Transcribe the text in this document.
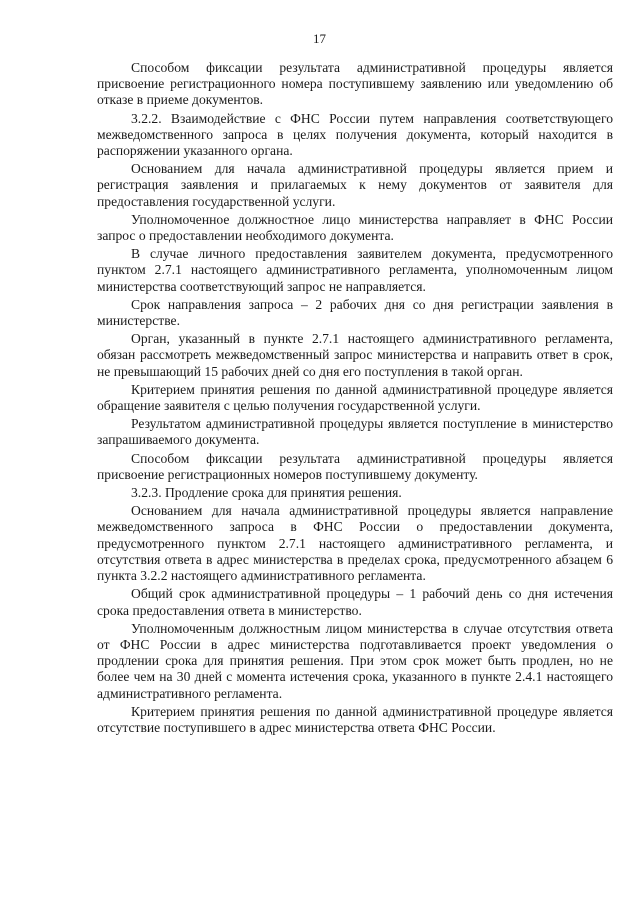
17

Способом фиксации результата административной процедуры является присвоение регистрационного номера поступившему заявлению или уведомлению об отказе в приеме документов.

3.2.2. Взаимодействие с ФНС России путем направления соответствующего межведомственного запроса в целях получения документа, который находится в распоряжении указанного органа.

Основанием для начала административной процедуры является прием и регистрация заявления и прилагаемых к нему документов от заявителя для предоставления государственной услуги.

Уполномоченное должностное лицо министерства направляет в ФНС России запрос о предоставлении необходимого документа.

В случае личного предоставления заявителем документа, предусмотренного пунктом 2.7.1 настоящего административного регламента, уполномоченным лицом министерства соответствующий запрос не направляется.

Срок направления запроса – 2 рабочих дня со дня регистрации заявления в министерстве.

Орган, указанный в пункте 2.7.1 настоящего административного регламента, обязан рассмотреть межведомственный запрос министерства и направить ответ в срок, не превышающий 15 рабочих дней со дня его поступления в такой орган.

Критерием принятия решения по данной административной процедуре является обращение заявителя с целью получения государственной услуги.

Результатом административной процедуры является поступление в министерство запрашиваемого документа.

Способом фиксации результата административной процедуры является присвоение регистрационных номеров поступившему документу.

3.2.3. Продление срока для принятия решения.

Основанием для начала административной процедуры является направление межведомственного запроса в ФНС России о предоставлении документа, предусмотренного пунктом 2.7.1 настоящего административного регламента, и отсутствия ответа в адрес министерства в пределах срока, предусмотренного абзацем 6 пункта 3.2.2 настоящего административного регламента.

Общий срок административной процедуры – 1 рабочий день со дня истечения срока предоставления ответа в министерство.

Уполномоченным должностным лицом министерства в случае отсутствия ответа от ФНС России в адрес министерства подготавливается проект уведомления о продлении срока для принятия решения. При этом срок может быть продлен, но не более чем на 30 дней с момента истечения срока, указанного в пункте 2.4.1 настоящего административного регламента.

Критерием принятия решения по данной административной процедуре является отсутствие поступившего в адрес министерства ответа ФНС России.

# WRITTEN INSTRUCTION:
Pictures don't belong in the copy. Transcribe every record exactly as it appears.

# COMPLETED TASK:
Transcribe the text in this document.
17

Способом фиксации результата административной процедуры является присвоение регистрационного номера поступившему заявлению или уведомлению об отказе в приеме документов.

3.2.2. Взаимодействие с ФНС России путем направления соответствующего межведомственного запроса в целях получения документа, который находится в распоряжении указанного органа.

Основанием для начала административной процедуры является прием и регистрация заявления и прилагаемых к нему документов от заявителя для предоставления государственной услуги.

Уполномоченное должностное лицо министерства направляет в ФНС России запрос о предоставлении необходимого документа.

В случае личного предоставления заявителем документа, предусмотренного пунктом 2.7.1 настоящего административного регламента, уполномоченным лицом министерства соответствующий запрос не направляется.

Срок направления запроса – 2 рабочих дня со дня регистрации заявления в министерстве.

Орган, указанный в пункте 2.7.1 настоящего административного регламента, обязан рассмотреть межведомственный запрос министерства и направить ответ в срок, не превышающий 15 рабочих дней со дня его поступления в такой орган.

Критерием принятия решения по данной административной процедуре является обращение заявителя с целью получения государственной услуги.

Результатом административной процедуры является поступление в министерство запрашиваемого документа.

Способом фиксации результата административной процедуры является присвоение регистрационных номеров поступившему документу.

3.2.3. Продление срока для принятия решения.

Основанием для начала административной процедуры является направление межведомственного запроса в ФНС России о предоставлении документа, предусмотренного пунктом 2.7.1 настоящего административного регламента, и отсутствия ответа в адрес министерства в пределах срока, предусмотренного абзацем 6 пункта 3.2.2 настоящего административного регламента.

Общий срок административной процедуры – 1 рабочий день со дня истечения срока предоставления ответа в министерство.

Уполномоченным должностным лицом министерства в случае отсутствия ответа от ФНС России в адрес министерства подготавливается проект уведомления о продлении срока для принятия решения. При этом срок может быть продлен, но не более чем на 30 дней с момента истечения срока, указанного в пункте 2.4.1 настоящего административного регламента.

Критерием принятия решения по данной административной процедуре является отсутствие поступившего в адрес министерства ответа ФНС России.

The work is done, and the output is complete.